Raw items
══════════

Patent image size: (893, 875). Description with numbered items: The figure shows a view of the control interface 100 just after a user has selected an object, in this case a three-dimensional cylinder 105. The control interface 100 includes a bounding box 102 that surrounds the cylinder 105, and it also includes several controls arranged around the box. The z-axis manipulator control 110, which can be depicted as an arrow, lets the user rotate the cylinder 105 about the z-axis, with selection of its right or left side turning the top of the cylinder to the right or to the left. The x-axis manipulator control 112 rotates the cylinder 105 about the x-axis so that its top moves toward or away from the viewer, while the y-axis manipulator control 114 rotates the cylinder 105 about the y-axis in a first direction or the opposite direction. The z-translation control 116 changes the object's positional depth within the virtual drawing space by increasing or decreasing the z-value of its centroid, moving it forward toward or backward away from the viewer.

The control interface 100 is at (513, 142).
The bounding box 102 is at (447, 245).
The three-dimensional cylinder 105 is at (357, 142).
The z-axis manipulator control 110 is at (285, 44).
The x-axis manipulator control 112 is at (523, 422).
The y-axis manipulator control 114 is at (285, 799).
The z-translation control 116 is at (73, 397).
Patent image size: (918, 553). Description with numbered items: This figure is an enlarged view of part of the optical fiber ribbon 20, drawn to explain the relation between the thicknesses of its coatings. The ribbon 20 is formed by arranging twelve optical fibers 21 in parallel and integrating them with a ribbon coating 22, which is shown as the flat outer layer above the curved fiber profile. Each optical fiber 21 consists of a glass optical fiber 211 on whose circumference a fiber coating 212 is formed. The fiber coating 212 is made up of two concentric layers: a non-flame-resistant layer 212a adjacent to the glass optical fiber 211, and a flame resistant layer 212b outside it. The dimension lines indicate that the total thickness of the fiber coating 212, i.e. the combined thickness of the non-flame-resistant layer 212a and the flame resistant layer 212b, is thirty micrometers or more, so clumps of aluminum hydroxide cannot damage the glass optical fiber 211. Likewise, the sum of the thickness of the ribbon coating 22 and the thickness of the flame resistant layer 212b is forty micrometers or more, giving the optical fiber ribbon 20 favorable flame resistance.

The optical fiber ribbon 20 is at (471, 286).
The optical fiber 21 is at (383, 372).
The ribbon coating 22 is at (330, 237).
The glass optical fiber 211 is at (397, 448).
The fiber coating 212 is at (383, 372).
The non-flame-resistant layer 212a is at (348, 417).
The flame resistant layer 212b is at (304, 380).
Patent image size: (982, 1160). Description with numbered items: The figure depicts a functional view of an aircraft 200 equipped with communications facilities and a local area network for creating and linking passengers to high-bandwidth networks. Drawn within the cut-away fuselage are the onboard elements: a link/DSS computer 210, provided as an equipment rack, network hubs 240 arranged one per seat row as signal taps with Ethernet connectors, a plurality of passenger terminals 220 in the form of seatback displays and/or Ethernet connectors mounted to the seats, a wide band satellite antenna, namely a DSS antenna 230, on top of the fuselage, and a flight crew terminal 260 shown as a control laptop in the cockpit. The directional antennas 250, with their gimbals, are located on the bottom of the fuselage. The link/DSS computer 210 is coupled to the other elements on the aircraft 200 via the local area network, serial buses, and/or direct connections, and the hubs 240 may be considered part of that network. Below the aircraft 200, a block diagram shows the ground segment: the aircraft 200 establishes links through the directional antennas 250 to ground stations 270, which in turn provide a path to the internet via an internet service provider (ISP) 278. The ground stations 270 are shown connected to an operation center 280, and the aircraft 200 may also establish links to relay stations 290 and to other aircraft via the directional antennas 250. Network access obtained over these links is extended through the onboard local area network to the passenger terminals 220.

══════════

§ STATED TASK
Give every line of the items above as a numbered list, omitting the blank lines.

§ COMPLETE OUTPUT
1. Patent image size: (893, 875). Description with numbered items: The figure shows a view of the control interface 100 just after a user has selected an object, in this case a three-dimensional cylinder 105. The control interface 100 includes a bounding box 102 that surrounds the cylinder 105, and it also includes several controls arranged around the box. The z-axis manipulator control 110, which can be depicted as an arrow, lets the user rotate the cylinder 105 about the z-axis, with selection of its right or left side turning the top of the cylinder to the right or to the left. The x-axis manipulator control 112 rotates the cylinder 105 about the x-axis so that its top moves toward or away from the viewer, while the y-axis manipulator control 114 rotates the cylinder 105 about the y-axis in a first direction or the opposite direction. The z-translation control 116 changes the object's positional depth within the virtual drawing space by increasing or decreasing the z-value of its centroid, moving it forward toward or backward away from the viewer.
2. The control interface 100 is at (513, 142).
3. The bounding box 102 is at (447, 245).
4. The three-dimensional cylinder 105 is at (357, 142).
5. The z-axis manipulator control 110 is at (285, 44).
6. The x-axis manipulator control 112 is at (523, 422).
7. The y-axis manipulator control 114 is at (285, 799).
8. The z-translation control 116 is at (73, 397).
9. Patent image size: (918, 553). Description with numbered items: This figure is an enlarged view of part of the optical fiber ribbon 20, drawn to explain the relation between the thicknesses of its coatings. The ribbon 20 is formed by arranging twelve optical fibers 21 in parallel and integrating them with a ribbon coating 22, which is shown as the flat outer layer above the curved fiber profile. Each optical fiber 21 consists of a glass optical fiber 211 on whose circumference a fiber coating 212 is formed. The fiber coating 212 is made up of two concentric layers: a non-flame-resistant layer 212a adjacent to the glass optical fiber 211, and a flame resistant layer 212b outside it. The dimension lines indicate that the total thickness of the fiber coating 212, i.e. the combined thickness of the non-flame-resistant layer 212a and the flame resistant layer 212b, is thirty micrometers or more, so clumps of aluminum hydroxide cannot damage the glass optical fiber 211. Likewise, the sum of the thickness of the ribbon coating 22 and the thickness of the flame resistant layer 212b is forty micrometers or more, giving the optical fiber ribbon 20 favorable flame resistance.
10. The optical fiber ribbon 20 is at (471, 286).
11. The optical fiber 21 is at (383, 372).
12. The ribbon coating 22 is at (330, 237).
13. The glass optical fiber 211 is at (397, 448).
14. The fiber coating 212 is at (383, 372).
15. The non-flame-resistant layer 212a is at (348, 417).
16. The flame resistant layer 212b is at (304, 380).
17. Patent image size: (982, 1160). Description with numbered items: The figure depicts a functional view of an aircraft 200 equipped with communications facilities and a local area network for creating and linking passengers to high-bandwidth networks. Drawn within the cut-away fuselage are the onboard elements: a link/DSS computer 210, provided as an equipment rack, network hubs 240 arranged one per seat row as signal taps with Ethernet connectors, a plurality of passenger terminals 220 in the form of seatback displays and/or Ethernet connectors mounted to the seats, a wide band satellite antenna, namely a DSS antenna 230, on top of the fuselage, and a flight crew terminal 260 shown as a control laptop in the cockpit. The directional antennas 250, with their gimbals, are located on the bottom of the fuselage. The link/DSS computer 210 is coupled to the other elements on the aircraft 200 via the local area network, serial buses, and/or direct connections, and the hubs 240 may be considered part of that network. Below the aircraft 200, a block diagram shows the ground segment: the aircraft 200 establishes links through the directional antennas 250 to ground stations 270, which in turn provide a path to the internet via an internet service provider (ISP) 278. The ground stations 270 are shown connected to an operation center 280, and the aircraft 200 may also establish links to relay stations 290 and to other aircraft via the directional antennas 250. Network access obtained over these links is extended through the onboard local area network to the passenger terminals 220.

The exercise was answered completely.